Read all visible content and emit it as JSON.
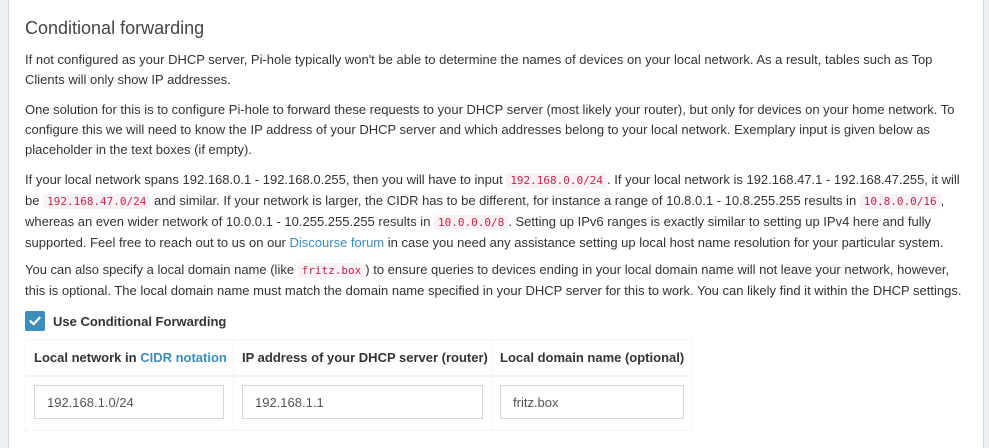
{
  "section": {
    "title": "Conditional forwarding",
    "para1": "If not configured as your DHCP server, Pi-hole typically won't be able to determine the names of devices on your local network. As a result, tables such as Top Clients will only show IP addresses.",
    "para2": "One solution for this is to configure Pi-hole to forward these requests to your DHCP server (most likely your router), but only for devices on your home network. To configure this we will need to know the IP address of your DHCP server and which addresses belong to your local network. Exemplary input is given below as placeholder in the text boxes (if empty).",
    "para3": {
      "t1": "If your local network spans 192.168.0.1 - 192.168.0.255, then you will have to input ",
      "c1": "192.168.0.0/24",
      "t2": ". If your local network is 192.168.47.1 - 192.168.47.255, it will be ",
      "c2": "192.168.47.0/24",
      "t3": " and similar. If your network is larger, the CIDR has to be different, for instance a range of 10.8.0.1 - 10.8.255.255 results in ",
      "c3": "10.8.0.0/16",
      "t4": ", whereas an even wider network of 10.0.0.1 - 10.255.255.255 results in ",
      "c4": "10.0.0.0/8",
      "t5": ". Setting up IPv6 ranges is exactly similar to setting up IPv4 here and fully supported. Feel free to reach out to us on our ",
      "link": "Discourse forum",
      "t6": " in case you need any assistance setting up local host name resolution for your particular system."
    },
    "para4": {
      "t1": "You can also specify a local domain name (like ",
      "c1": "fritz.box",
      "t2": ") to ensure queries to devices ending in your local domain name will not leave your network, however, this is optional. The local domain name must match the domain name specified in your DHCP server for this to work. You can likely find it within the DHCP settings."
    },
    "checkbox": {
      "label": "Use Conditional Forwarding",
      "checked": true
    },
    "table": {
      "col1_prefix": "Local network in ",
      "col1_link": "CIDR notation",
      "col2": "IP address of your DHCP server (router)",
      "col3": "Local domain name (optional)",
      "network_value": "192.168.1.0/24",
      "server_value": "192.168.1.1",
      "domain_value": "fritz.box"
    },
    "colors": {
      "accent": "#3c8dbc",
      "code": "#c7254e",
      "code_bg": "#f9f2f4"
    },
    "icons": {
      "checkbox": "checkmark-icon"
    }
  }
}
^^^^^^^^^^^^^^^^
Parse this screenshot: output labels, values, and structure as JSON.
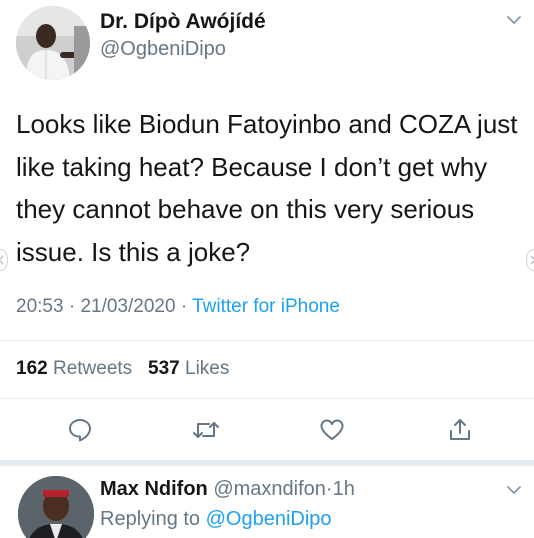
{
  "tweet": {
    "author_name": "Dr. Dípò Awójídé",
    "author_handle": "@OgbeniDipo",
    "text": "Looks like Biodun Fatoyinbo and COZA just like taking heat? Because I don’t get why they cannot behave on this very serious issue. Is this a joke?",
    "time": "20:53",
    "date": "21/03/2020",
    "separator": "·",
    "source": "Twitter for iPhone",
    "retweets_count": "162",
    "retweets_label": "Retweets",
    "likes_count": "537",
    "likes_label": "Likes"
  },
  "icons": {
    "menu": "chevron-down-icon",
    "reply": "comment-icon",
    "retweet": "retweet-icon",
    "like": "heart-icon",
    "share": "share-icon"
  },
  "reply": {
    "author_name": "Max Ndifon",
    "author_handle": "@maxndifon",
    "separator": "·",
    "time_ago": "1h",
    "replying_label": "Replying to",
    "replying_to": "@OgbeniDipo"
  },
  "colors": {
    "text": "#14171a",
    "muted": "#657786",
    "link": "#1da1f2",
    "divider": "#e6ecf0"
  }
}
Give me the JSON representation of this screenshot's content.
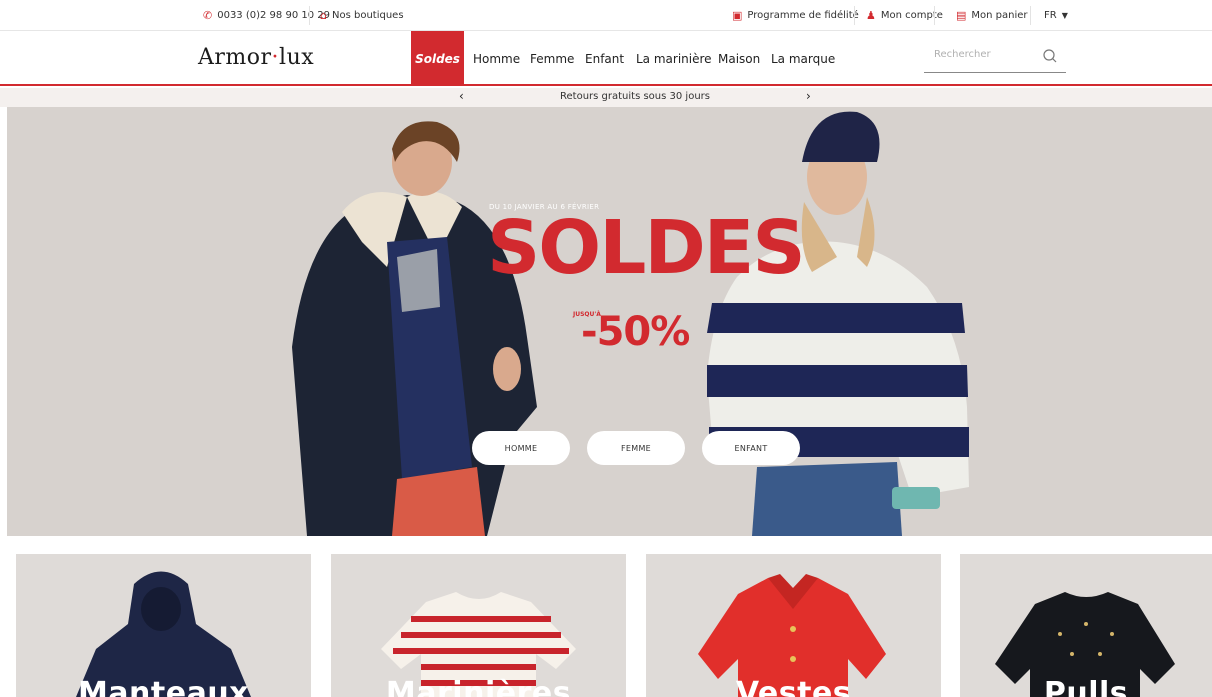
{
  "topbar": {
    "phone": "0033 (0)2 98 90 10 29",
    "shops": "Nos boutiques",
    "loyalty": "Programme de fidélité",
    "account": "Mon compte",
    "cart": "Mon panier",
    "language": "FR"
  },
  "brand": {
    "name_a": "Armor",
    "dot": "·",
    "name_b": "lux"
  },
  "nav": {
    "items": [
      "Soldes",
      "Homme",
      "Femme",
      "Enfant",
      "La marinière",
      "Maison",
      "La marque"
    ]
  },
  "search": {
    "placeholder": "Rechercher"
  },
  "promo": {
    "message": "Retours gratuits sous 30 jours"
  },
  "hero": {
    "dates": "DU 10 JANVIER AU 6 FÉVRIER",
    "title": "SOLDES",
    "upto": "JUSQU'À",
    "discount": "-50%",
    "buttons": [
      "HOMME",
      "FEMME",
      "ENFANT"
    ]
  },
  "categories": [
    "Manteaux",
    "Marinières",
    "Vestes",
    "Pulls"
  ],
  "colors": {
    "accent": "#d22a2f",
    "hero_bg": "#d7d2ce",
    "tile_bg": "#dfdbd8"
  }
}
^^^^^^^^^^^^^^^^
● Given request:
Identify and list each line with the word "devices".

● Task result:
    "para1": "If not configured as your DHCP server, Pi-hole typically won't be able to determine the names of devices on your local network. As a result, tables such as Top Clients will only show IP addresses.",
    "para2": "One solution for this is to configure Pi-hole to forward these requests to your DHCP server (most likely your router), but only for devices on your home network. To configure this we will need to know the IP address of your DHCP server and which addresses belong to your local network. Exemplary input is given below as placeholder in the text boxes (if empty).",
      "t2": ") to ensure queries to devices ending in your local domain name will not leave your network, however, this is optional. The local domain name must match the domain name specified in your DHCP server for this to work. You can likely find it within the DHCP settings."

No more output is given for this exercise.